Copy the material word for word, everything from its first line down to and including the line that contains "berth-0892[interactable]: 0892 —".

• INPUT DATA
┌──

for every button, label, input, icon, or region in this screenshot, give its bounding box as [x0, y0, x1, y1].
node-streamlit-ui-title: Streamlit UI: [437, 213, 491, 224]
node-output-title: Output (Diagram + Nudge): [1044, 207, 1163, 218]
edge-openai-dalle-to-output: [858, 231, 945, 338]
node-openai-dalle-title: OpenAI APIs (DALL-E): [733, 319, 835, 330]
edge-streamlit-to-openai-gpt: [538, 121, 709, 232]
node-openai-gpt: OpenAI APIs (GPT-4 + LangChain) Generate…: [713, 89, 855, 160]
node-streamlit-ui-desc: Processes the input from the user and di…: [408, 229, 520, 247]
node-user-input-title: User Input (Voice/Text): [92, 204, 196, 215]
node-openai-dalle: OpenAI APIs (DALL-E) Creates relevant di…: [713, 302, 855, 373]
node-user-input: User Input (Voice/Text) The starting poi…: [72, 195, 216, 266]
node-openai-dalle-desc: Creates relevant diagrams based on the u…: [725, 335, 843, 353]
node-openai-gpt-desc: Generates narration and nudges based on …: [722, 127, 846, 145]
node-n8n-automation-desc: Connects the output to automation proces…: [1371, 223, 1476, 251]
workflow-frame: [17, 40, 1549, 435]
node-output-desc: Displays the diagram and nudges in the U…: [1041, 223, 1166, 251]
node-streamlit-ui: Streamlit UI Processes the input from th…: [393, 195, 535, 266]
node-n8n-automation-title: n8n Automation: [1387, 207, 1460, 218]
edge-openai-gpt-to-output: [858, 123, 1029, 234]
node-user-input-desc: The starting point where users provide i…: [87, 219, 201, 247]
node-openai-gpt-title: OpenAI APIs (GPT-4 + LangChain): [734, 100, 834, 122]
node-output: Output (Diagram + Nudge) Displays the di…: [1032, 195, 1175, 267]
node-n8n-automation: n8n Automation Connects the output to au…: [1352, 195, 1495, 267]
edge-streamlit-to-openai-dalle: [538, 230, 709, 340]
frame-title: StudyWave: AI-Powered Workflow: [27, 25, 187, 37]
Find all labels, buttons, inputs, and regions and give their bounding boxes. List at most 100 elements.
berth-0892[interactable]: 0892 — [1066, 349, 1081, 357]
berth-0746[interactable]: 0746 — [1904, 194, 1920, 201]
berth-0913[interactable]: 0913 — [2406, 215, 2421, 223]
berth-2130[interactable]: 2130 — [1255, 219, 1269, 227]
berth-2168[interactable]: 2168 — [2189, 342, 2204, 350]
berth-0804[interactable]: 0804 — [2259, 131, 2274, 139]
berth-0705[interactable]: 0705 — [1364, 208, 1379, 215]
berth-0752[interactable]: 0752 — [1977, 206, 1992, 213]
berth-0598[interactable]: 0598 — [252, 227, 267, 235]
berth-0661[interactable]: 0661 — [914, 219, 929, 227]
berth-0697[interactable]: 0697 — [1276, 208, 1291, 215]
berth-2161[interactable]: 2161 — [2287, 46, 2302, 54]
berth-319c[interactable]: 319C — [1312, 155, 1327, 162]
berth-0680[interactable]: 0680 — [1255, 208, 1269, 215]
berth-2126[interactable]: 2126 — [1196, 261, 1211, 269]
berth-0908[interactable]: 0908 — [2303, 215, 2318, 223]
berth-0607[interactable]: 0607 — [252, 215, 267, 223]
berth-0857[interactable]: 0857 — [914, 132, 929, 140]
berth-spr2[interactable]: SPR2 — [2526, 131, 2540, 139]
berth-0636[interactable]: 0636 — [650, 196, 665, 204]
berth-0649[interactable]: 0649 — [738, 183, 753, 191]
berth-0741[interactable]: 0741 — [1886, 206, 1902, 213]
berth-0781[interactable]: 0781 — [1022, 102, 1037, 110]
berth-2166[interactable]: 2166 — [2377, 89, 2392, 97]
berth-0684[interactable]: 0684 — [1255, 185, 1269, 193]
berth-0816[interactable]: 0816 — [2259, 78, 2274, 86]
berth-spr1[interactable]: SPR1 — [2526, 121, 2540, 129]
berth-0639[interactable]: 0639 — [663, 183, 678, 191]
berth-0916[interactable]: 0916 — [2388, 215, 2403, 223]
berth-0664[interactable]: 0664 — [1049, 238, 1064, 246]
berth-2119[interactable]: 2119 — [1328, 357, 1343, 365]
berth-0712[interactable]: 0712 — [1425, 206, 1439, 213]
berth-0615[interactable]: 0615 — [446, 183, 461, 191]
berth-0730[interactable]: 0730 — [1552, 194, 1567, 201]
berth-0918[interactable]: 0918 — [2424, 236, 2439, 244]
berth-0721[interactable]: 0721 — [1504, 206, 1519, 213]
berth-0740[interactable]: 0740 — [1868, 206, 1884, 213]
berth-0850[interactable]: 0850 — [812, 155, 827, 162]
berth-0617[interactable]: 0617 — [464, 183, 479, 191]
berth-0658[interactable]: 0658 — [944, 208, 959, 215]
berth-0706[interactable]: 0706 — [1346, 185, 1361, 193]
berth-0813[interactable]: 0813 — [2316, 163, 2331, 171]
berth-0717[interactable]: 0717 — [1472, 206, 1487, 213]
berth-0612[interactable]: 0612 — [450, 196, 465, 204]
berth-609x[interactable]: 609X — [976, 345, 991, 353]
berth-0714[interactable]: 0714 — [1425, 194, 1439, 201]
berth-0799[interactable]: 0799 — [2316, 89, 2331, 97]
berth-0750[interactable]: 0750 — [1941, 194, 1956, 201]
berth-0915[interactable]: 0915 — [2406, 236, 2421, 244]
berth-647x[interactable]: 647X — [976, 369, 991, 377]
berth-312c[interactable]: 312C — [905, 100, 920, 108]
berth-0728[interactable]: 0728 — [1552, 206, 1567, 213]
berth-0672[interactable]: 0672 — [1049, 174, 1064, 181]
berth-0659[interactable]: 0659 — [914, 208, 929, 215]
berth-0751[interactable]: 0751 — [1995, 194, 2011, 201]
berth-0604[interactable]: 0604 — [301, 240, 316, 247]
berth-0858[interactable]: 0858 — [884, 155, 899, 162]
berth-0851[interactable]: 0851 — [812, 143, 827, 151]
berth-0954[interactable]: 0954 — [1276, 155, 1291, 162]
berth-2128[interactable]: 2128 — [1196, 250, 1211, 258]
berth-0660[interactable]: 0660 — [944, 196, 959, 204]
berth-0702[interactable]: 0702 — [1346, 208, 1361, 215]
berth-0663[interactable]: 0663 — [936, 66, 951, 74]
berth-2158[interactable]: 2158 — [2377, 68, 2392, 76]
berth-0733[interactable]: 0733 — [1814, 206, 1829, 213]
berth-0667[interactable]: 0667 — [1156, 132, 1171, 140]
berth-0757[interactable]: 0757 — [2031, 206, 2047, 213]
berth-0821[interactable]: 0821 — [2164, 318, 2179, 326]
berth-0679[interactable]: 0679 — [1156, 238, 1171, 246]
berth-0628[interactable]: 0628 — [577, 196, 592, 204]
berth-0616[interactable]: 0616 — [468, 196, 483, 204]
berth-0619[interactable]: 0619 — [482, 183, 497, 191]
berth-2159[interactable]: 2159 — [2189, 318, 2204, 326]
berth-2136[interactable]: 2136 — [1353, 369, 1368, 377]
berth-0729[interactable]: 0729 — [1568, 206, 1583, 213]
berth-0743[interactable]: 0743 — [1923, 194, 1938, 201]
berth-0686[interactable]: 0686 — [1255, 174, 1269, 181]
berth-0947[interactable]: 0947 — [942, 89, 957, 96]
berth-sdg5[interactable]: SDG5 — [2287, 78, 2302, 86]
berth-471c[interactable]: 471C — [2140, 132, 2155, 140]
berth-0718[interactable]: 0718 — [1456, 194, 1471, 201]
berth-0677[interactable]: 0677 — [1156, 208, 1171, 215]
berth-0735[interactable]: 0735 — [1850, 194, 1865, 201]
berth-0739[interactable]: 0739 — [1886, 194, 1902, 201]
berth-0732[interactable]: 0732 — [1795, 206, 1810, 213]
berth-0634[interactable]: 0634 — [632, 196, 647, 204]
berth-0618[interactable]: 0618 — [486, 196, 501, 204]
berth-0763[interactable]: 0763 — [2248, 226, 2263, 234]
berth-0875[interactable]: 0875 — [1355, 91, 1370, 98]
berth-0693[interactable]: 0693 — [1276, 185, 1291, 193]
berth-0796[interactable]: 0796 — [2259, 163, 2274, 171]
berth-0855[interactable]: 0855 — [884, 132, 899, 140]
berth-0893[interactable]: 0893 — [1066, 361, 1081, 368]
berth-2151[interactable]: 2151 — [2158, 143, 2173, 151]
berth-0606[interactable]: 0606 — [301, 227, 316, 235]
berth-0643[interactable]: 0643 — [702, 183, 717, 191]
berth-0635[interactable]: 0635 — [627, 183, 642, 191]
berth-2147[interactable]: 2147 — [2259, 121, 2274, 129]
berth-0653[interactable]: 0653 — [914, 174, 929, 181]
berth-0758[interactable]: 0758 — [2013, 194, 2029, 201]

└──

• TASK RESPONSE
for every button, label, input, icon, or region in this screenshot, give its bounding box as [x0, y0, x1, y1].
node-streamlit-ui-title: Streamlit UI: [437, 213, 491, 224]
node-output-title: Output (Diagram + Nudge): [1044, 207, 1163, 218]
edge-openai-dalle-to-output: [858, 231, 945, 338]
node-openai-dalle-title: OpenAI APIs (DALL-E): [733, 319, 835, 330]
edge-streamlit-to-openai-gpt: [538, 121, 709, 232]
node-openai-gpt: OpenAI APIs (GPT-4 + LangChain) Generate…: [713, 89, 855, 160]
node-streamlit-ui-desc: Processes the input from the user and di…: [408, 229, 520, 247]
node-user-input-title: User Input (Voice/Text): [92, 204, 196, 215]
node-openai-dalle: OpenAI APIs (DALL-E) Creates relevant di…: [713, 302, 855, 373]
node-user-input: User Input (Voice/Text) The starting poi…: [72, 195, 216, 266]
node-openai-dalle-desc: Creates relevant diagrams based on the u…: [725, 335, 843, 353]
node-openai-gpt-desc: Generates narration and nudges based on …: [722, 127, 846, 145]
node-n8n-automation-desc: Connects the output to automation proces…: [1371, 223, 1476, 251]
workflow-frame: [17, 40, 1549, 435]
node-output-desc: Displays the diagram and nudges in the U…: [1041, 223, 1166, 251]
node-streamlit-ui: Streamlit UI Processes the input from th…: [393, 195, 535, 266]
node-n8n-automation-title: n8n Automation: [1387, 207, 1460, 218]
edge-openai-gpt-to-output: [858, 123, 1029, 234]
node-user-input-desc: The starting point where users provide i…: [87, 219, 201, 247]
node-openai-gpt-title: OpenAI APIs (GPT-4 + LangChain): [734, 100, 834, 122]
node-output: Output (Diagram + Nudge) Displays the di…: [1032, 195, 1175, 267]
node-n8n-automation: n8n Automation Connects the output to au…: [1352, 195, 1495, 267]
edge-streamlit-to-openai-dalle: [538, 230, 709, 340]
frame-title: StudyWave: AI-Powered Workflow: [27, 25, 187, 37]
Find all labels, buttons, inputs, and regions and give their bounding boxes. List at most 100 elements.
berth-0892[interactable]: 0892 — [1066, 349, 1081, 357]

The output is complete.